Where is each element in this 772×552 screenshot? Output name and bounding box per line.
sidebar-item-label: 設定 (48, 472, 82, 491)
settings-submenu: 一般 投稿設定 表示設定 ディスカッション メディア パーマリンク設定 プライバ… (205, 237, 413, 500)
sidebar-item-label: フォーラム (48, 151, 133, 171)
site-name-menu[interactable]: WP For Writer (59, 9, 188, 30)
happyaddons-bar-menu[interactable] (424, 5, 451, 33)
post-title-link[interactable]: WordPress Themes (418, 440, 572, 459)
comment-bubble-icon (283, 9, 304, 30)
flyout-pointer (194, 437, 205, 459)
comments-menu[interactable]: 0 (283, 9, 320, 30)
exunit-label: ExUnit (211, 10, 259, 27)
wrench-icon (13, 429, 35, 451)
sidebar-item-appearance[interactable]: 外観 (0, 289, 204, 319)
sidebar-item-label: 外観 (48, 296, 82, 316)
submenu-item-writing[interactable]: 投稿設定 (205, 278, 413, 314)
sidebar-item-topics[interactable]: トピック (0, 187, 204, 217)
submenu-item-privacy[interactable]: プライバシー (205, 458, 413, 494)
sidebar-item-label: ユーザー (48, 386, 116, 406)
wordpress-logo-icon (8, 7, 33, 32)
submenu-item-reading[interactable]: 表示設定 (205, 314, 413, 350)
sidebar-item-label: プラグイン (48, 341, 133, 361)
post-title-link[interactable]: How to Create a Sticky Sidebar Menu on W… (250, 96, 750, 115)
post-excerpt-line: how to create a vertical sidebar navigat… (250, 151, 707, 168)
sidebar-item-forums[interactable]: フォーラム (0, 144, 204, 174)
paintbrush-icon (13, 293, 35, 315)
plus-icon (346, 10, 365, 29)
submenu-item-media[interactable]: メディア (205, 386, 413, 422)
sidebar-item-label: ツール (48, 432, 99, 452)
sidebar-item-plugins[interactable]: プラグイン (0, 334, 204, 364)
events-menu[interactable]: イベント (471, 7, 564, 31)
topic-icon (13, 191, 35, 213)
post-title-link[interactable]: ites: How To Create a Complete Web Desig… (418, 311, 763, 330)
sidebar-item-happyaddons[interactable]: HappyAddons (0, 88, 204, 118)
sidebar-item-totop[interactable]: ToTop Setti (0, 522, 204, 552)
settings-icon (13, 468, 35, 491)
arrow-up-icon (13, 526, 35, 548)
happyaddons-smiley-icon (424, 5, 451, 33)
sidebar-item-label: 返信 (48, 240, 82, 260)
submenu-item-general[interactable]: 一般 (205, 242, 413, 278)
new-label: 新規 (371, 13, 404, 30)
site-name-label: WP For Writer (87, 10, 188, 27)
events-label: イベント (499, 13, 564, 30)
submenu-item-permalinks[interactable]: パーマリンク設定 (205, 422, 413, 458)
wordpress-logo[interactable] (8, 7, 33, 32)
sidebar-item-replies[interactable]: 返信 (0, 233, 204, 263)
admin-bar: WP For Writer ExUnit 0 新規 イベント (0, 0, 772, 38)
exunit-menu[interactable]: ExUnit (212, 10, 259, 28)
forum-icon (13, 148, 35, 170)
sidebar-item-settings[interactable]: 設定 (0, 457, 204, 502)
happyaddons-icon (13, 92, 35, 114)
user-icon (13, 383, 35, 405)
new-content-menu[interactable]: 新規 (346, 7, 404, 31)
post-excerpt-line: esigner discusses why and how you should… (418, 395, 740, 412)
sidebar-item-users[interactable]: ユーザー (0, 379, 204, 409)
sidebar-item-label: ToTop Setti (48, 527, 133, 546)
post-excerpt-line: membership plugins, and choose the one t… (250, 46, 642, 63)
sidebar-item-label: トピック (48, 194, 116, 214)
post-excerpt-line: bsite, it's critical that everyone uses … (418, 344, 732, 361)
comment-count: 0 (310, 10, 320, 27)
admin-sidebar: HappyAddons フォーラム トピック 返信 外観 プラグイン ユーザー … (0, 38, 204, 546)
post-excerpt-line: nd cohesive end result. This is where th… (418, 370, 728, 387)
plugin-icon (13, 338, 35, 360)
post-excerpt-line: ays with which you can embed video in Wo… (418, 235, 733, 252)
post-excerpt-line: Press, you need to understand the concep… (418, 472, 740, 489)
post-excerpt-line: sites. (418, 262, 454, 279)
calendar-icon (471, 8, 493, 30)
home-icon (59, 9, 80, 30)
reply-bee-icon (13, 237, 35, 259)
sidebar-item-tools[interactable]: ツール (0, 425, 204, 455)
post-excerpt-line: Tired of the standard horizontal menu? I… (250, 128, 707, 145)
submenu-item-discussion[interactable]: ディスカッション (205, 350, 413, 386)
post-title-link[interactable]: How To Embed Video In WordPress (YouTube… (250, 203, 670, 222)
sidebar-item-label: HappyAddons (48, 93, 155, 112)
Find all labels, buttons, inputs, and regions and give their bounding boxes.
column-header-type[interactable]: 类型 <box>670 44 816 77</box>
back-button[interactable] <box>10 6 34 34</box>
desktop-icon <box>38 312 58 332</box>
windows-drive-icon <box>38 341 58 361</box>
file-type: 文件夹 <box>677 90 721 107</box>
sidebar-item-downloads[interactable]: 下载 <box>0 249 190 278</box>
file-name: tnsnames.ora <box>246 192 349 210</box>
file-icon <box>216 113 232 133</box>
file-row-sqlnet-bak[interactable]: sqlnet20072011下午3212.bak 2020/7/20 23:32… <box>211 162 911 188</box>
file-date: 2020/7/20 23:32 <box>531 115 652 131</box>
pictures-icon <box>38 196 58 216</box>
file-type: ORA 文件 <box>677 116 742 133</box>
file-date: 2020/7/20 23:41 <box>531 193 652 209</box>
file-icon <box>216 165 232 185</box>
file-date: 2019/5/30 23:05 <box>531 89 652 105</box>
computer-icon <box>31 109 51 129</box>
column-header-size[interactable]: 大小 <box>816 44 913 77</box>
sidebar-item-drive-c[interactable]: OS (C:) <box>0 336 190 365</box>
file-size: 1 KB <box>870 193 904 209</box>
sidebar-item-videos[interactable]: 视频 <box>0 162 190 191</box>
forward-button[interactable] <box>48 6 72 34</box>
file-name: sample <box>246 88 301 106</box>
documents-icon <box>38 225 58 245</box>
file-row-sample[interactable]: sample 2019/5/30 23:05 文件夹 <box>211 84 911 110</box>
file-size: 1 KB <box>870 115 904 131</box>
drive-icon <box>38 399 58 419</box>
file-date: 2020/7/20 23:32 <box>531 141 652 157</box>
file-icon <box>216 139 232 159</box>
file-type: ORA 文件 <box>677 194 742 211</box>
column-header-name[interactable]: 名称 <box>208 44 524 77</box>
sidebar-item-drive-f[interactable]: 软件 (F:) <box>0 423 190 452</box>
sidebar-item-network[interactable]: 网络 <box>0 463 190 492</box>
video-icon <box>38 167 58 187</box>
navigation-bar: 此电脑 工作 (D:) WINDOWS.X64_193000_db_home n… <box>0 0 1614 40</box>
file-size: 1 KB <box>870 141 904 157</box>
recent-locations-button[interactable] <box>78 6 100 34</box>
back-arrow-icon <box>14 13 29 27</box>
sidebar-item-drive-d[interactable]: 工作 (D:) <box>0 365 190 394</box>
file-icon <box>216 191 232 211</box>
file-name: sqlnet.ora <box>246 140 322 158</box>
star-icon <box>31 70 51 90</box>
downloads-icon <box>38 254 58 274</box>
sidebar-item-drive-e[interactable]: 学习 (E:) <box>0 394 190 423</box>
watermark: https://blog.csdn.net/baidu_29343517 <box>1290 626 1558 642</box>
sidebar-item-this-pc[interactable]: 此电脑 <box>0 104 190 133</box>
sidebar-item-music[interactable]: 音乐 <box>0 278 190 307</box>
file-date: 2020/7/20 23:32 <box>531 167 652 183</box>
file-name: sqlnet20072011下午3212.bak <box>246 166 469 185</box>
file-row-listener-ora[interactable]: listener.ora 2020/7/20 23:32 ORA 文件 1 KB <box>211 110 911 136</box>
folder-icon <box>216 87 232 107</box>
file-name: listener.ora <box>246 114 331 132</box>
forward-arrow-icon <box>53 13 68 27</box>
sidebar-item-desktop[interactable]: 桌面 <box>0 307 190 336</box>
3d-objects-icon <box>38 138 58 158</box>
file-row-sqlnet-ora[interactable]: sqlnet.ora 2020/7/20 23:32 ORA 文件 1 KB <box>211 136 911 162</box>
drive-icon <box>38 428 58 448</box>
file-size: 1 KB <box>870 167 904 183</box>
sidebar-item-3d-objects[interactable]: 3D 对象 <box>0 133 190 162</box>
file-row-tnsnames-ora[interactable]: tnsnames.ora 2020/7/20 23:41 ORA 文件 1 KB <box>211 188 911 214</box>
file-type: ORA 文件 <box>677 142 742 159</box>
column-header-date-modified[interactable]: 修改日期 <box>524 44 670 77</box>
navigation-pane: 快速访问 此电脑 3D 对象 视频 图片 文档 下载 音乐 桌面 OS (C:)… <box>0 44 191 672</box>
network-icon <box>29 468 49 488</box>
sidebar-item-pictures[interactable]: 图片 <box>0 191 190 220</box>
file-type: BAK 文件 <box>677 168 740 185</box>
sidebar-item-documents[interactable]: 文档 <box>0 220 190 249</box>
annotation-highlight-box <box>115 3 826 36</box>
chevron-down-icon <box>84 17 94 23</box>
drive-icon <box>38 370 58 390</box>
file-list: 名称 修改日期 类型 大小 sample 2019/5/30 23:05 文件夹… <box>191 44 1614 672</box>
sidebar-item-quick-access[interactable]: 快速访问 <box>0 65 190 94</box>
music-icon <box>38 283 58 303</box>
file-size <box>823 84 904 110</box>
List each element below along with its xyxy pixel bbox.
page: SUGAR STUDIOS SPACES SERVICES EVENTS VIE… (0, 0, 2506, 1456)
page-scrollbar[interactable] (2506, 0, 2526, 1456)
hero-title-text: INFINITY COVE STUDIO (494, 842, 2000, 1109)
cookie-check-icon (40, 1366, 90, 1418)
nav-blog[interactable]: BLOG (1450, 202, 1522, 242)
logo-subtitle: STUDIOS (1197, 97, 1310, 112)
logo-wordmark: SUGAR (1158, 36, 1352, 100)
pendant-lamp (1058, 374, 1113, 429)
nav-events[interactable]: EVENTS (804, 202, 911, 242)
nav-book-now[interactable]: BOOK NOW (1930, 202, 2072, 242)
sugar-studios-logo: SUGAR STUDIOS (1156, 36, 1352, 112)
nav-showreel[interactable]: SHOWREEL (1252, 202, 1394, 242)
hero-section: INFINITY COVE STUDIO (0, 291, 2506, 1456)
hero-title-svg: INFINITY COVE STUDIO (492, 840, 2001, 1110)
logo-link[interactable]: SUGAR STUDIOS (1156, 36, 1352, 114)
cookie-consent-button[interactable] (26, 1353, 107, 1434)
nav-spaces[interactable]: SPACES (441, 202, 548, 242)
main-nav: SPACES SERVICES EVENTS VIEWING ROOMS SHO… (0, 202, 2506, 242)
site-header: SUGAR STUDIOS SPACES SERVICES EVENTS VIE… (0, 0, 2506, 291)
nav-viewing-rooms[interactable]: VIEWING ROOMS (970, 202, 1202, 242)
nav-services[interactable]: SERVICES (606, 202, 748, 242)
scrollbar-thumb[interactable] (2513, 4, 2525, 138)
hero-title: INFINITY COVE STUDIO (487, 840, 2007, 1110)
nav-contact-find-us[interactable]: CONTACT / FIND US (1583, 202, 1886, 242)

+ + +

Objective:
Tally the lines of the records that contain the string "drive" and give only that number.

Result of this exercise:
8